Texte présenté |
+ + +

11 janvier 2023
Cour de cassation
Pourvoi n° 21-21.590

Première chambre civile - Formation de section

Publié au Bulletin

ECLI:FR:CCASS:2023:C100016

Titres et sommaires

PRET - Prêt d'argent - Terme - Retard de paiement - Clause d'exigibilité immédiate - Mise en demeure préalable de l'emprunteur - Dispense (non)

Une clause d'un contrat de prêt immobilier, stipulant que les sommes dues seront de plein droit et immédiatement exigibles en cas de retard de paiement d'un terme du prêt de plus de trente jours et que le prêteur en avertira l'emprunteur par simple courrier, ne dispense pas de manière expresse et non équivoque le prêteur d'adresser à l'emprunteur une mise en demeure. La demande subsidiaire du prêteur tendant à obtenir le paiement des échéances échues du prêt demeurées impayées en cas de rejet, compte tenu du défaut d'exigibilité de la créance faute d'une mise en demeure préalable, de la demande principale en paiement du capital restant dû, n'en constitue ni l'accessoire ni la conséquence ni le complément nécessaire au sens de l'article 566 du code de procédure civile, de sorte que, formée pour la première fois en appel, elle est irrecevable

APPEL CIVIL - Demande nouvelle - Définition - Accessoire, conséquence ou complément nécessaire d'une demande soumise au premier juge (non) - Applications diverses

Texte de la décision

CIV. 1

CF



COUR DE CASSATION
______________________


Audience publique du 11 janvier 2023




Rejet


M. CHAUVIN, président



Arrêt n° 16 FS-B

Pourvoi n° B 21-21.590








R É P U B L I Q U E F R A N Ç A I S E

_________________________

AU NOM DU PEUPLE FRANÇAIS
_________________________


ARRÊT DE LA COUR DE CASSATION, PREMIÈRE CHAMBRE CIVILE, DU 11 JANVIER 2023

La société CIC Est, société anonyme, dont le siège est [Adresse 2], a formé le pourvoi n° B 21-21.590 contre l'arrêt rendu le 24 juin 2021 par la cour d'appel de Metz (1re chambre civile), dans le litige l'opposant :

1°/ à Mme [D] [R], domiciliée [Adresse 5],

2°/ à M. [I] [E], domicilié chez M. [H] [K], avocat, [Adresse 3],

défendeurs à la cassation.

La demanderesse invoque, à l'appui de son pourvoi, les trois moyens de cassation annexés au présent arrêt.

Le dossier a été communiqué au procureur général.

Sur le rapport de Mme Robin-Raschel, conseiller référendaire, les observations de la SARL Le Prado - Gilbert, avocat de la société CIC Est, et l'avis de Mme Cazaux-Charles, avocat général, après débats en l'audience publique du 22 novembre 2022 où étaient présents M. Chauvin, président, Mme Robin-Raschel, conseiller référendaire rapporteur, Mme Guihal, conseiller doyen, MM. Hascher, Bruyère, Ancel, conseillers, Mmes Kloda, Dumas, Champ, conseillers référendaires, Mme Cazaux-Charles, avocat général, et Mme Vignes, greffier de chambre,

la première chambre civile de la Cour de cassation, composée, en application de l'article R. 431-5 du code de l'organisation judiciaire, des président et conseillers précités, après en avoir délibéré conformément à la loi, a rendu le présent arrêt.

+ + +

Données affichées |
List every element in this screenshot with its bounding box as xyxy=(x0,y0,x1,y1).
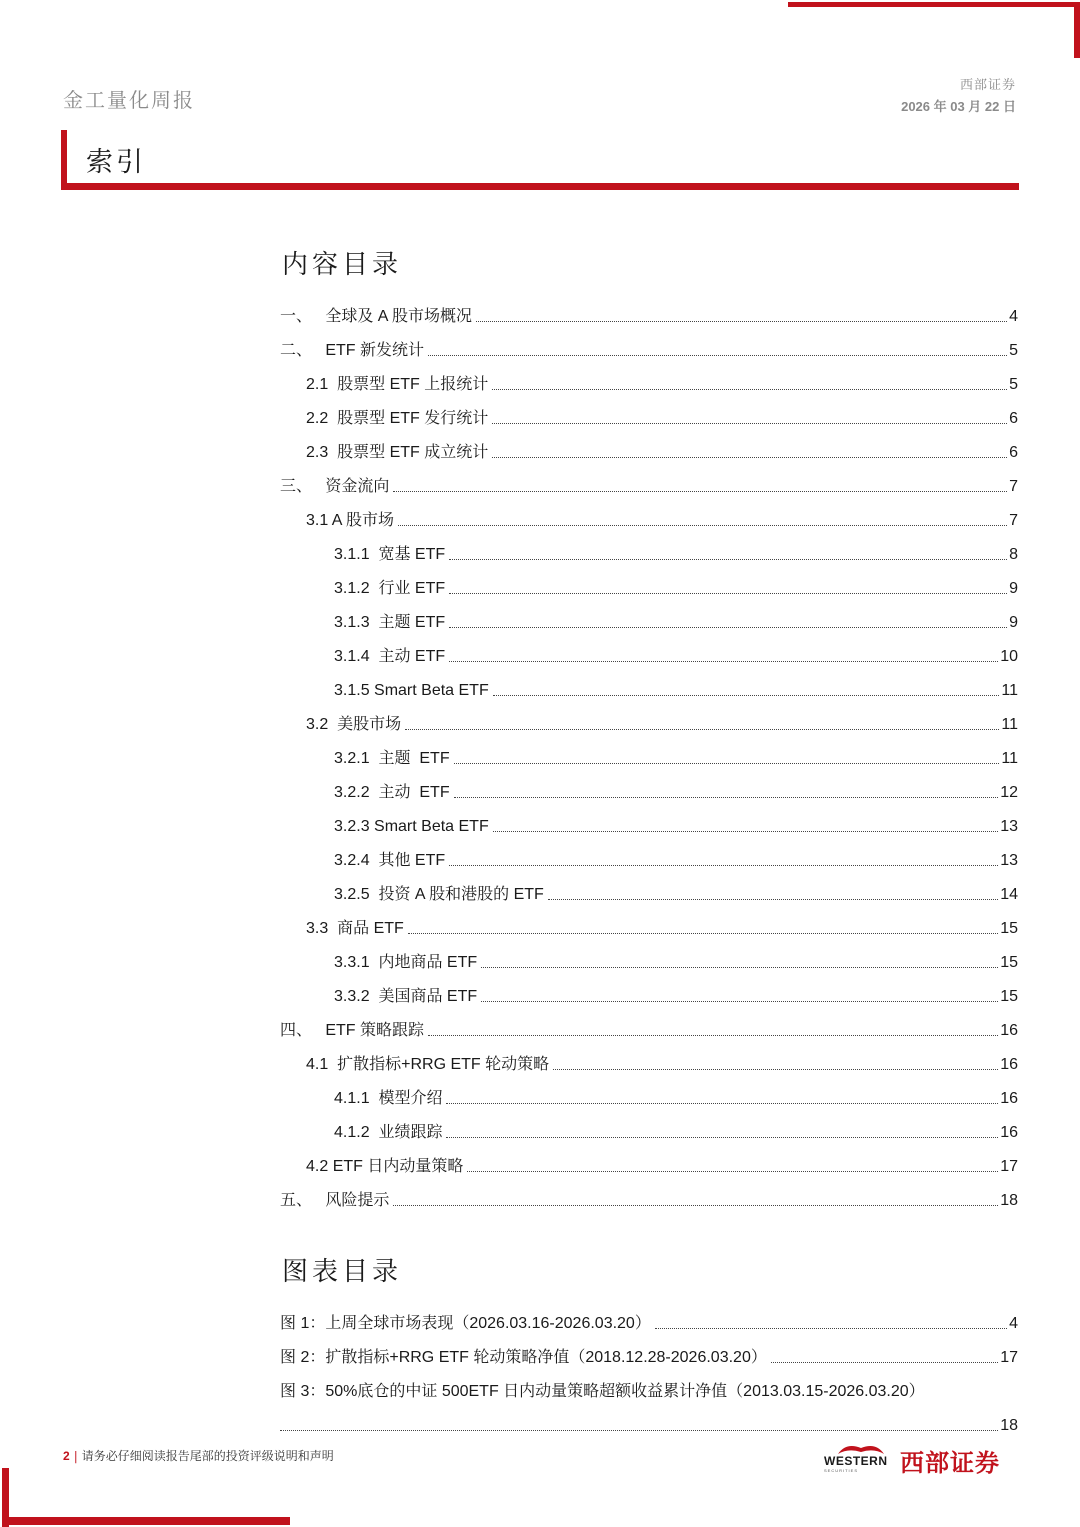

+ + +

Travail demandé |
**A.** Répondez aux questions suivantes à partir de la décision :
(i) Quelle juridiction a rendu l'arrêt contre lequel le pourvoi a été formé ?
(ii) Combien de moyens de cassation la demanderesse invoque-t-elle ?
(iii) À quelle date se sont tenus les débats en audience publique ?
**B.** Indiquez si chaque affirmation est conforme à la décision. Répondez par oui ou non et citez les mots qui tranchent.
(i) La clause du contrat de prêt dispense expressément le prêteur d'adresser une mise en demeure à l'emprunteur.
(ii) La demande subsidiaire du prêteur, présentée pour la première fois en appel, est recevable.
(iii) La décision est publiée au Bulletin.

Réponses par tâche |
**A.**
(i) La cour d'appel de Metz (1re chambre civile), le 24 juin 2021.
(ii) Trois.
(iii) Le 22 novembre 2022.

**B.**
(i) Non : « ne dispense pas de manière expresse et non équivoque le prêteur d'adresser à l'emprunteur une mise en demeure ».
(ii) Non : « formée pour la première fois en appel, elle est irrecevable ».
(iii) Oui : « Publié au Bulletin ».